- [Brief] Render the records as a JSON list of strings, one string per line with blank lines omitted, starting at the first line and ending at the line that contains "data-point — [847, 56, 857, 65]", both included.

- [Listed entries]
============

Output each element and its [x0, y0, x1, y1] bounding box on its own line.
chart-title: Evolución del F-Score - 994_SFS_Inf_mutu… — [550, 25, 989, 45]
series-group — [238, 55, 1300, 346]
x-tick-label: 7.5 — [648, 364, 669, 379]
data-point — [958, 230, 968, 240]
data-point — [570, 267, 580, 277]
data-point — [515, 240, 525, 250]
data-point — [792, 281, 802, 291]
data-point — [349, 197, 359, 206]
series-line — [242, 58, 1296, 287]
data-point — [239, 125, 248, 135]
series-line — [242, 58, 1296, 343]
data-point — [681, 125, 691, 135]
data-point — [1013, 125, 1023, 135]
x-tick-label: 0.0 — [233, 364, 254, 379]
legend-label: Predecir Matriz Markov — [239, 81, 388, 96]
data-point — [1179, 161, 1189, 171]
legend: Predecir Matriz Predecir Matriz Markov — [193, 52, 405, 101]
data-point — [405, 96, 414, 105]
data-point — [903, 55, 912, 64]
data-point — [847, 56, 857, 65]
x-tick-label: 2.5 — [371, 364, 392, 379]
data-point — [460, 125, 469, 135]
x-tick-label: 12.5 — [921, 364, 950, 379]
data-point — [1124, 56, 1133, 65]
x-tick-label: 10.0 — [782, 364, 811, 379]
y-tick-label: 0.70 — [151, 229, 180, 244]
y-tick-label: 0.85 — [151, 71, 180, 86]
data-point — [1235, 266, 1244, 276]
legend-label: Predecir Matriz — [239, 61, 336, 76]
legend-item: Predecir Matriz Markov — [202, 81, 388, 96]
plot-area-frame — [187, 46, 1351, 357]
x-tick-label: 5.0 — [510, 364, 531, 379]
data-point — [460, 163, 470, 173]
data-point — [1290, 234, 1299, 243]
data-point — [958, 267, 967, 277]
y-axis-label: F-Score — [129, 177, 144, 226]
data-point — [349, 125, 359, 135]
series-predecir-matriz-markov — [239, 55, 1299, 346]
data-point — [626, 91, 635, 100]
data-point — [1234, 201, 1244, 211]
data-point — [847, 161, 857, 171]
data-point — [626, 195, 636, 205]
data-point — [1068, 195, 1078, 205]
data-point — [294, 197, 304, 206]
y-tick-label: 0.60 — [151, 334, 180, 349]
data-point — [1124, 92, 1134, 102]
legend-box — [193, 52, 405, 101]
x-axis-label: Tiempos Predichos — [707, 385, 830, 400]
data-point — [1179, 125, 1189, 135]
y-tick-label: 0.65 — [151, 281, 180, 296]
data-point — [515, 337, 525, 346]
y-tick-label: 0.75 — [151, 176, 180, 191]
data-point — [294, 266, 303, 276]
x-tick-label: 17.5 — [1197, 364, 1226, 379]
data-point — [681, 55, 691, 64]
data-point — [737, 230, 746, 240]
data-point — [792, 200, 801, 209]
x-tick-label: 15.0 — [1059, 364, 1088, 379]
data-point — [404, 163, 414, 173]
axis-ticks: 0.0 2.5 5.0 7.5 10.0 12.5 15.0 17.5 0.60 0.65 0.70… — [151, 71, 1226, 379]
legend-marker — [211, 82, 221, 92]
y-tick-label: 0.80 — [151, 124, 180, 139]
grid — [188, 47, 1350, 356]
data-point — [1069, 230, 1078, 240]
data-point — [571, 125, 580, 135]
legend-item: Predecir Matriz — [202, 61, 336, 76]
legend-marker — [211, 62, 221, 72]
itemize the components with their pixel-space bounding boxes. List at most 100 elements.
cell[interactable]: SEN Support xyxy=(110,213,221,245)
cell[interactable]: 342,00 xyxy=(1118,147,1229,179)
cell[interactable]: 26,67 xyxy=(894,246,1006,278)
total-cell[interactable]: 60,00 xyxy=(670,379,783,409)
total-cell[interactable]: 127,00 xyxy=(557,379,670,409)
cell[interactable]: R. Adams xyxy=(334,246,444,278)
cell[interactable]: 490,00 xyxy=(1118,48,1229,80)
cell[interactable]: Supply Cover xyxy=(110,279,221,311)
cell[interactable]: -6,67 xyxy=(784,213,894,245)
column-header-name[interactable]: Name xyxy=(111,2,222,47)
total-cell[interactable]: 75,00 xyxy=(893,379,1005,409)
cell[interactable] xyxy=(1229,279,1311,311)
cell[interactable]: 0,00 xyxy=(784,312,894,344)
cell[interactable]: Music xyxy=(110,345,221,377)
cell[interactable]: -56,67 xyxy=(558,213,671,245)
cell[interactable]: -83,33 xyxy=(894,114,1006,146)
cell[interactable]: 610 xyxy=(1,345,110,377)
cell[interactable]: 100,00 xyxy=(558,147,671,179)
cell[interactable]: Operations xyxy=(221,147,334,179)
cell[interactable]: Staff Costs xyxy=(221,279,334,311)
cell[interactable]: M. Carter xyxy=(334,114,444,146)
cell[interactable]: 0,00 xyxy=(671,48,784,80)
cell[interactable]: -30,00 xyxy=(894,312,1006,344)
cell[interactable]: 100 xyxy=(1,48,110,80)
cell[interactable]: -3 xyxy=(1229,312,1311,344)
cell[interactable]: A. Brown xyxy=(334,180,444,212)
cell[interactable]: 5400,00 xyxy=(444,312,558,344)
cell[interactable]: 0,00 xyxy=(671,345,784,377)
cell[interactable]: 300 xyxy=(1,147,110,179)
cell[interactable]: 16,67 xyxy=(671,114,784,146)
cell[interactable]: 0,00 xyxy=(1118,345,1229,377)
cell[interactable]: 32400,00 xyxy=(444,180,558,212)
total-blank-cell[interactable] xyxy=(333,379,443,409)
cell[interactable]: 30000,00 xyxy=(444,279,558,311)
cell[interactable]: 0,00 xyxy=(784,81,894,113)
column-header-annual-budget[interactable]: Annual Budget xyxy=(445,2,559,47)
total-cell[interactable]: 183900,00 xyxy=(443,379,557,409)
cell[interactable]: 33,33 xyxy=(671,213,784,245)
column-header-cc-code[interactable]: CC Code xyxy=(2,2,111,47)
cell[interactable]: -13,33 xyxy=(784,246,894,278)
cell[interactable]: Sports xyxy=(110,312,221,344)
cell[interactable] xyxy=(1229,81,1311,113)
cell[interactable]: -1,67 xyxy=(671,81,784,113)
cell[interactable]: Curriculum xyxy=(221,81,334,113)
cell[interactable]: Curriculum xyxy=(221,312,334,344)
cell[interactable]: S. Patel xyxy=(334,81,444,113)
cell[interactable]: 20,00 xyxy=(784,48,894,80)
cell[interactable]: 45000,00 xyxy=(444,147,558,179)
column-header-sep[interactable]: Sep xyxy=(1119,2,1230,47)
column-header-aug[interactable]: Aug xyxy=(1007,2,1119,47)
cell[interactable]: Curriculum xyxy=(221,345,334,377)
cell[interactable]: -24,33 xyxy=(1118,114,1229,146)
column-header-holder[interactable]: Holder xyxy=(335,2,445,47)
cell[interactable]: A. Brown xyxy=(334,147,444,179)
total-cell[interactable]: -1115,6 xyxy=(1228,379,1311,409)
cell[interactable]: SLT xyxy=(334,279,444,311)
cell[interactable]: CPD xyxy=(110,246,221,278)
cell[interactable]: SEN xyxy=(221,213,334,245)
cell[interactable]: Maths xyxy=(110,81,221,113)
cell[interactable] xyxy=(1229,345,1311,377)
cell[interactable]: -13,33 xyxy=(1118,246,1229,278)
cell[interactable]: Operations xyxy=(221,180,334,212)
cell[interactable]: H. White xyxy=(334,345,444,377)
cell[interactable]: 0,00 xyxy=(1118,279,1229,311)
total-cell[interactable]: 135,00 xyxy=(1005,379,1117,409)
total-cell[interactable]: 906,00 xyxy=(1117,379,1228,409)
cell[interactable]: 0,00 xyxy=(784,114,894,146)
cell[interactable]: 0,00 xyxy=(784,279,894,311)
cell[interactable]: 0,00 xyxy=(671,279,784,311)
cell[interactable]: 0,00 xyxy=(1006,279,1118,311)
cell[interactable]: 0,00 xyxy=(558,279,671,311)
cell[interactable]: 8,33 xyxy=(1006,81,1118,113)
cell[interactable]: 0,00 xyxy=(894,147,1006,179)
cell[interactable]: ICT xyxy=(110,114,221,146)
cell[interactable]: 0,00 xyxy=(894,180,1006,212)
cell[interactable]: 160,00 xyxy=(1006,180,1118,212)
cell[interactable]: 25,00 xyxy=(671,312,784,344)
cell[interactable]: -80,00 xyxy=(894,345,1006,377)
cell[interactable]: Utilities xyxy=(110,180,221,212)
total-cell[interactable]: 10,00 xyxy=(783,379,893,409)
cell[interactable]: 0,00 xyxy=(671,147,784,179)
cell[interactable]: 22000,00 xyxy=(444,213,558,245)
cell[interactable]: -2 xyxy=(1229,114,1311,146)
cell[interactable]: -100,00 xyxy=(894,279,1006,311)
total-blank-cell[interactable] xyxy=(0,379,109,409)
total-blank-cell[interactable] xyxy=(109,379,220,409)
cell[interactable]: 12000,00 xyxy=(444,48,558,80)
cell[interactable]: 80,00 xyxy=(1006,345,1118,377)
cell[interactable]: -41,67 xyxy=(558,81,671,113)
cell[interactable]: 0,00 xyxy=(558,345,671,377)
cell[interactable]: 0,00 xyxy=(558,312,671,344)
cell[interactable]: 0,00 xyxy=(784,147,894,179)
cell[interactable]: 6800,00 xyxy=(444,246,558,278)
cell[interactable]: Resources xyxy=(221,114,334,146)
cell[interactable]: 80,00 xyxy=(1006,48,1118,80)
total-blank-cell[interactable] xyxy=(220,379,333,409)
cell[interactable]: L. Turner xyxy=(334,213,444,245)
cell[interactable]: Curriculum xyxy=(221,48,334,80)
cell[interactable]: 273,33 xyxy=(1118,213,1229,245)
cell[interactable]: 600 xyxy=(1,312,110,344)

============

- [Result for this task]
[
  "Output each element and its [x0, y0, x1, y1] bounding box on its own line.",
  "chart-title: Evolución del F-Score - 994_SFS_Inf_mutu… — [550, 25, 989, 45]",
  "series-group — [238, 55, 1300, 346]",
  "x-tick-label: 7.5 — [648, 364, 669, 379]",
  "data-point — [958, 230, 968, 240]",
  "data-point — [570, 267, 580, 277]",
  "data-point — [515, 240, 525, 250]",
  "data-point — [792, 281, 802, 291]",
  "data-point — [349, 197, 359, 206]",
  "series-line — [242, 58, 1296, 287]",
  "data-point — [239, 125, 248, 135]",
  "series-line — [242, 58, 1296, 343]",
  "data-point — [681, 125, 691, 135]",
  "data-point — [1013, 125, 1023, 135]",
  "x-tick-label: 0.0 — [233, 364, 254, 379]",
  "legend-label: Predecir Matriz Markov — [239, 81, 388, 96]",
  "data-point — [1179, 161, 1189, 171]",
  "legend: Predecir Matriz Predecir Matriz Markov — [193, 52, 405, 101]",
  "data-point — [405, 96, 414, 105]",
  "data-point — [903, 55, 912, 64]",
  "data-point — [847, 56, 857, 65]"
]